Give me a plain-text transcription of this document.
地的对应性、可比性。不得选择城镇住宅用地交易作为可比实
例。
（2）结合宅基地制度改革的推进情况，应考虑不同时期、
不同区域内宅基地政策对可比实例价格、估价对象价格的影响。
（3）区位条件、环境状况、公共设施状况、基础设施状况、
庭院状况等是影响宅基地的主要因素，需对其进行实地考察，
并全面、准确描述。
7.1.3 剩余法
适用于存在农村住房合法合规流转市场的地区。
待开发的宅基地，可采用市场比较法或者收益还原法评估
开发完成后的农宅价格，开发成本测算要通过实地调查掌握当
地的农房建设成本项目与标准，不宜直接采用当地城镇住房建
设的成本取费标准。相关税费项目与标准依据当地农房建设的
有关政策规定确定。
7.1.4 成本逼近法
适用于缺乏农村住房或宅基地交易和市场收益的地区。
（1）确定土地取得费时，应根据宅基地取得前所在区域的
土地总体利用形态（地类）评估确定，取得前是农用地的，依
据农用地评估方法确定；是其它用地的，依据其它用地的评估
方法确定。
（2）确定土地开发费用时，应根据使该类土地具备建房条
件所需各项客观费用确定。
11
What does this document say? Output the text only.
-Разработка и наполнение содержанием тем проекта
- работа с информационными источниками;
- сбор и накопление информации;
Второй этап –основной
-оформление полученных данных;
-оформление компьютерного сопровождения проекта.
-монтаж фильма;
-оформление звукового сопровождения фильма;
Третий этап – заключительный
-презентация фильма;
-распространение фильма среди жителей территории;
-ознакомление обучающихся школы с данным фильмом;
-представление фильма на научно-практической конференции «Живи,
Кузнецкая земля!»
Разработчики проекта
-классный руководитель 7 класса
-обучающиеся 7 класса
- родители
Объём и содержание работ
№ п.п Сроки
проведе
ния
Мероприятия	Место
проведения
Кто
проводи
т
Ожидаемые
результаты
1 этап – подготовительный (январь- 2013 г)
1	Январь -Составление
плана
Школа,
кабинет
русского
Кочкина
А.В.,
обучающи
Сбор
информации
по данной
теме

· · · · ·

- [Description of the task]: From the records above, please extract every line and repeat it exactly.

- [Solution]:
Give me a plain-text transcription of this document.
地的对应性、可比性。不得选择城镇住宅用地交易作为可比实
例。
（2）结合宅基地制度改革的推进情况，应考虑不同时期、
不同区域内宅基地政策对可比实例价格、估价对象价格的影响。
（3）区位条件、环境状况、公共设施状况、基础设施状况、
庭院状况等是影响宅基地的主要因素，需对其进行实地考察，
并全面、准确描述。
7.1.3 剩余法
适用于存在农村住房合法合规流转市场的地区。
待开发的宅基地，可采用市场比较法或者收益还原法评估
开发完成后的农宅价格，开发成本测算要通过实地调查掌握当
地的农房建设成本项目与标准，不宜直接采用当地城镇住房建
设的成本取费标准。相关税费项目与标准依据当地农房建设的
有关政策规定确定。
7.1.4 成本逼近法
适用于缺乏农村住房或宅基地交易和市场收益的地区。
（1）确定土地取得费时，应根据宅基地取得前所在区域的
土地总体利用形态（地类）评估确定，取得前是农用地的，依
据农用地评估方法确定；是其它用地的，依据其它用地的评估
方法确定。
（2）确定土地开发费用时，应根据使该类土地具备建房条
件所需各项客观费用确定。
11
What does this document say? Output the text only.
-Разработка и наполнение содержанием тем проекта
- работа с информационными источниками;
- сбор и накопление информации;
Второй этап –основной
-оформление полученных данных;
-оформление компьютерного сопровождения проекта.
-монтаж фильма;
-оформление звукового сопровождения фильма;
Третий этап – заключительный
-презентация фильма;
-распространение фильма среди жителей территории;
-ознакомление обучающихся школы с данным фильмом;
-представление фильма на научно-практической конференции «Живи,
Кузнецкая земля!»
Разработчики проекта
-классный руководитель 7 класса
-обучающиеся 7 класса
- родители
Объём и содержание работ
№ п.п Сроки
проведе
ния
Мероприятия	Место
проведения
Кто
проводи
т
Ожидаемые
результаты
1 этап – подготовительный (январь- 2013 г)
1	Январь -Составление
плана
Школа,
кабинет
русского
Кочкина
А.В.,
обучающи
Сбор
информации
по данной
теме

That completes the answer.